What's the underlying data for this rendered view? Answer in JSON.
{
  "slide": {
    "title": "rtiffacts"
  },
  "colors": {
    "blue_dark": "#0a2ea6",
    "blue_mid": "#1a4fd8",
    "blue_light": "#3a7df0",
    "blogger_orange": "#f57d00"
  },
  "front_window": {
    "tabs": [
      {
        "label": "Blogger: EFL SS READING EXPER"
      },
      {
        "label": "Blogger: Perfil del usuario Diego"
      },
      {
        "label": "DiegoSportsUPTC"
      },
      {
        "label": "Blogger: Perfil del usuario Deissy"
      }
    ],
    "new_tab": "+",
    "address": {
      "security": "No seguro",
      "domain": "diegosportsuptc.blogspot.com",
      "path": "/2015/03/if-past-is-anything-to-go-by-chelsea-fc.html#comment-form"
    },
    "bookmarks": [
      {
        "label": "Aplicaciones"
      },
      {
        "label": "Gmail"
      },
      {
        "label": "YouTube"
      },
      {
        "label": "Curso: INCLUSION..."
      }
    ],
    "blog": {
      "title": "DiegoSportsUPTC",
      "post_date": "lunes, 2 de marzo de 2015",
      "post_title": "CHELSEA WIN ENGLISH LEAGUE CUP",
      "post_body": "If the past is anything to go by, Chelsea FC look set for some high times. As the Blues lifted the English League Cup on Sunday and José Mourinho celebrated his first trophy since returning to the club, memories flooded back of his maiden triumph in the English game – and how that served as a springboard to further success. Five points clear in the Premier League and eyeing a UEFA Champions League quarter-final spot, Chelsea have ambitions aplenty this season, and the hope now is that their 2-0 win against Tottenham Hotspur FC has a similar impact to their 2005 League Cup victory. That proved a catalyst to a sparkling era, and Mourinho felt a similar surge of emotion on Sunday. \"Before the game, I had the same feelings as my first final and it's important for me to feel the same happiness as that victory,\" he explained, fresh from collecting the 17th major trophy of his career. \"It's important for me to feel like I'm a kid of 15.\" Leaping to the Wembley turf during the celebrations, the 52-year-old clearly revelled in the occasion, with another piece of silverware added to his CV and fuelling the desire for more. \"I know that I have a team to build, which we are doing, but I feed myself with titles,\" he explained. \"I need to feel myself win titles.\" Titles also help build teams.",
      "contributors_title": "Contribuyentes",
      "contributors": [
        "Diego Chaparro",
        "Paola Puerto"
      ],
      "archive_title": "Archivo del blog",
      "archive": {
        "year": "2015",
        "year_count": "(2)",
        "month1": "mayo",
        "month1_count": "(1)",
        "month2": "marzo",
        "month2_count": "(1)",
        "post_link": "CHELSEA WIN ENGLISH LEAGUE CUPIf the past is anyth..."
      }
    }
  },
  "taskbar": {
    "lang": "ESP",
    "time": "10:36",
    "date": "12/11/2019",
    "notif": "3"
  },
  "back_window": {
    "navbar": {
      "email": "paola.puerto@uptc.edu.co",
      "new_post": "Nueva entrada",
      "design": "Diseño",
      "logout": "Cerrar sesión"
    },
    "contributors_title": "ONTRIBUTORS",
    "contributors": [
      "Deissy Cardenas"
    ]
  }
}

——

Instructions for the task => Gather up the lines that contain the word "marzo".

Solution to this task =>
      "post_date": "lunes, 2 de marzo de 2015",
        "month2": "marzo",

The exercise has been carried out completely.